— START Dataset excerpts —

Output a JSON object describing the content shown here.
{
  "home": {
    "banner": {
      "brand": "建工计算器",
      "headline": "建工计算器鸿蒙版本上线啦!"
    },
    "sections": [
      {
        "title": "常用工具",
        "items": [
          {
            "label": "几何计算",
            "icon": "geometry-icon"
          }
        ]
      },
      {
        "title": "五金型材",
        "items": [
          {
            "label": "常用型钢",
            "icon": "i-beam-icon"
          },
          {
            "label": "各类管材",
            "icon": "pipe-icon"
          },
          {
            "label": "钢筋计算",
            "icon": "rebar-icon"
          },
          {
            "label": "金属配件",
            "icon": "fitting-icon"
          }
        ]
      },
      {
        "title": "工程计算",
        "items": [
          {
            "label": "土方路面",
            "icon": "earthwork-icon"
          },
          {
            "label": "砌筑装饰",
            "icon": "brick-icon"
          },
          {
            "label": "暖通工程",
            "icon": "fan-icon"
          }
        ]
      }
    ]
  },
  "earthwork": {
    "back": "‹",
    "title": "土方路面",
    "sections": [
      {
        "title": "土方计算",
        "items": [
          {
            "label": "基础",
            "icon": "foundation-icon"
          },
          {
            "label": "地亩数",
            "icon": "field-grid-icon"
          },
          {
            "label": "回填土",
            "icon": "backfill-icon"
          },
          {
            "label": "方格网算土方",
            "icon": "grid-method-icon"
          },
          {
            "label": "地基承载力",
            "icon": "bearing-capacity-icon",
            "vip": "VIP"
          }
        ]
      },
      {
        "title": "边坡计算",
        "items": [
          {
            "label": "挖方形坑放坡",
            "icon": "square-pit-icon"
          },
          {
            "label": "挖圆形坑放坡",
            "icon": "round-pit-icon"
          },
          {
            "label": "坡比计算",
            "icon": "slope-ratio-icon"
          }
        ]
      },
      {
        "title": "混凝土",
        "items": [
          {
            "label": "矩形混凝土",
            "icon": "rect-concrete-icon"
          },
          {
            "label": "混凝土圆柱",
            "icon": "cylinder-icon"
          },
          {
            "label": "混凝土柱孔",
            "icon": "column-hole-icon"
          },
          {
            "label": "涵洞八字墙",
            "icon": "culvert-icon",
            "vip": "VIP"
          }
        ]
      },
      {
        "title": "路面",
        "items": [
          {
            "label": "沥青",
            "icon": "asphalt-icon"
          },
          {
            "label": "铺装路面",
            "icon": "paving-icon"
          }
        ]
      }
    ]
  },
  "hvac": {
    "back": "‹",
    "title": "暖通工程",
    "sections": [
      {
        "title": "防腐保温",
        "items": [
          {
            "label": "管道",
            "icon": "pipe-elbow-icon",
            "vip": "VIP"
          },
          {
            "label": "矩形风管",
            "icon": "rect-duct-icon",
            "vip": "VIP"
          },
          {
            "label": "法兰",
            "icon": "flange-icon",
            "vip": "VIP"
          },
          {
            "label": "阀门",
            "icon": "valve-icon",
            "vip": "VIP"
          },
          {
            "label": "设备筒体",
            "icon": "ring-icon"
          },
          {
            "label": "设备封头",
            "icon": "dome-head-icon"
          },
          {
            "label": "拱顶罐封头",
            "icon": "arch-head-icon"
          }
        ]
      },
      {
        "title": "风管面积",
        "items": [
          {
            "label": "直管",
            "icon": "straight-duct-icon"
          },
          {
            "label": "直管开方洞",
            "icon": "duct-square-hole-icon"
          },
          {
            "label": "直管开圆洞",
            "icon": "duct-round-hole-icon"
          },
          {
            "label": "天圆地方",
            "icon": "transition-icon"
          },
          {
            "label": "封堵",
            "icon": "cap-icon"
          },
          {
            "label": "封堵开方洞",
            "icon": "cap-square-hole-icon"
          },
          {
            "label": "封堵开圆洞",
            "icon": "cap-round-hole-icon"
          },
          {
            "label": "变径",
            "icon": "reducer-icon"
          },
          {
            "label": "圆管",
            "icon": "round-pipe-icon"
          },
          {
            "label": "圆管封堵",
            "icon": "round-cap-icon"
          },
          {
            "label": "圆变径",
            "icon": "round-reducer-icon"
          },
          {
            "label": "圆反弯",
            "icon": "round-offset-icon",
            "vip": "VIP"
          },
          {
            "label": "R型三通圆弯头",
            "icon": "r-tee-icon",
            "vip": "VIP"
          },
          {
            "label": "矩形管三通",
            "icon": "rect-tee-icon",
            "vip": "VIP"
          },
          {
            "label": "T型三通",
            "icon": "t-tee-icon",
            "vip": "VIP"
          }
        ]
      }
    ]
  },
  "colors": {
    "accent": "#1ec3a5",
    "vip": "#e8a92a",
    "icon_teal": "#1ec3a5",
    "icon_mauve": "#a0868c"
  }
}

— END Dataset excerpts —

Your task:
Repeat the records above in full, character for character.

Correct response:
Output a JSON object describing the content shown here.
{
  "home": {
    "banner": {
      "brand": "建工计算器",
      "headline": "建工计算器鸿蒙版本上线啦!"
    },
    "sections": [
      {
        "title": "常用工具",
        "items": [
          {
            "label": "几何计算",
            "icon": "geometry-icon"
          }
        ]
      },
      {
        "title": "五金型材",
        "items": [
          {
            "label": "常用型钢",
            "icon": "i-beam-icon"
          },
          {
            "label": "各类管材",
            "icon": "pipe-icon"
          },
          {
            "label": "钢筋计算",
            "icon": "rebar-icon"
          },
          {
            "label": "金属配件",
            "icon": "fitting-icon"
          }
        ]
      },
      {
        "title": "工程计算",
        "items": [
          {
            "label": "土方路面",
            "icon": "earthwork-icon"
          },
          {
            "label": "砌筑装饰",
            "icon": "brick-icon"
          },
          {
            "label": "暖通工程",
            "icon": "fan-icon"
          }
        ]
      }
    ]
  },
  "earthwork": {
    "back": "‹",
    "title": "土方路面",
    "sections": [
      {
        "title": "土方计算",
        "items": [
          {
            "label": "基础",
            "icon": "foundation-icon"
          },
          {
            "label": "地亩数",
            "icon": "field-grid-icon"
          },
          {
            "label": "回填土",
            "icon": "backfill-icon"
          },
          {
            "label": "方格网算土方",
            "icon": "grid-method-icon"
          },
          {
            "label": "地基承载力",
            "icon": "bearing-capacity-icon",
            "vip": "VIP"
          }
        ]
      },
      {
        "title": "边坡计算",
        "items": [
          {
            "label": "挖方形坑放坡",
            "icon": "square-pit-icon"
          },
          {
            "label": "挖圆形坑放坡",
            "icon": "round-pit-icon"
          },
          {
            "label": "坡比计算",
            "icon": "slope-ratio-icon"
          }
        ]
      },
      {
        "title": "混凝土",
        "items": [
          {
            "label": "矩形混凝土",
            "icon": "rect-concrete-icon"
          },
          {
            "label": "混凝土圆柱",
            "icon": "cylinder-icon"
          },
          {
            "label": "混凝土柱孔",
            "icon": "column-hole-icon"
          },
          {
            "label": "涵洞八字墙",
            "icon": "culvert-icon",
            "vip": "VIP"
          }
        ]
      },
      {
        "title": "路面",
        "items": [
          {
            "label": "沥青",
            "icon": "asphalt-icon"
          },
          {
            "label": "铺装路面",
            "icon": "paving-icon"
          }
        ]
      }
    ]
  },
  "hvac": {
    "back": "‹",
    "title": "暖通工程",
    "sections": [
      {
        "title": "防腐保温",
        "items": [
          {
            "label": "管道",
            "icon": "pipe-elbow-icon",
            "vip": "VIP"
          },
          {
            "label": "矩形风管",
            "icon": "rect-duct-icon",
            "vip": "VIP"
          },
          {
            "label": "法兰",
            "icon": "flange-icon",
            "vip": "VIP"
          },
          {
            "label": "阀门",
            "icon": "valve-icon",
            "vip": "VIP"
          },
          {
            "label": "设备筒体",
            "icon": "ring-icon"
          },
          {
            "label": "设备封头",
            "icon": "dome-head-icon"
          },
          {
            "label": "拱顶罐封头",
            "icon": "arch-head-icon"
          }
        ]
      },
      {
        "title": "风管面积",
        "items": [
          {
            "label": "直管",
            "icon": "straight-duct-icon"
          },
          {
            "label": "直管开方洞",
            "icon": "duct-square-hole-icon"
          },
          {
            "label": "直管开圆洞",
            "icon": "duct-round-hole-icon"
          },
          {
            "label": "天圆地方",
            "icon": "transition-icon"
          },
          {
            "label": "封堵",
            "icon": "cap-icon"
          },
          {
            "label": "封堵开方洞",
            "icon": "cap-square-hole-icon"
          },
          {
            "label": "封堵开圆洞",
            "icon": "cap-round-hole-icon"
          },
          {
            "label": "变径",
            "icon": "reducer-icon"
          },
          {
            "label": "圆管",
            "icon": "round-pipe-icon"
          },
          {
            "label": "圆管封堵",
            "icon": "round-cap-icon"
          },
          {
            "label": "圆变径",
            "icon": "round-reducer-icon"
          },
          {
            "label": "圆反弯",
            "icon": "round-offset-icon",
            "vip": "VIP"
          },
          {
            "label": "R型三通圆弯头",
            "icon": "r-tee-icon",
            "vip": "VIP"
          },
          {
            "label": "矩形管三通",
            "icon": "rect-tee-icon",
            "vip": "VIP"
          },
          {
            "label": "T型三通",
            "icon": "t-tee-icon",
            "vip": "VIP"
          }
        ]
      }
    ]
  },
  "colors": {
    "accent": "#1ec3a5",
    "vip": "#e8a92a",
    "icon_teal": "#1ec3a5",
    "icon_mauve": "#a0868c"
  }
}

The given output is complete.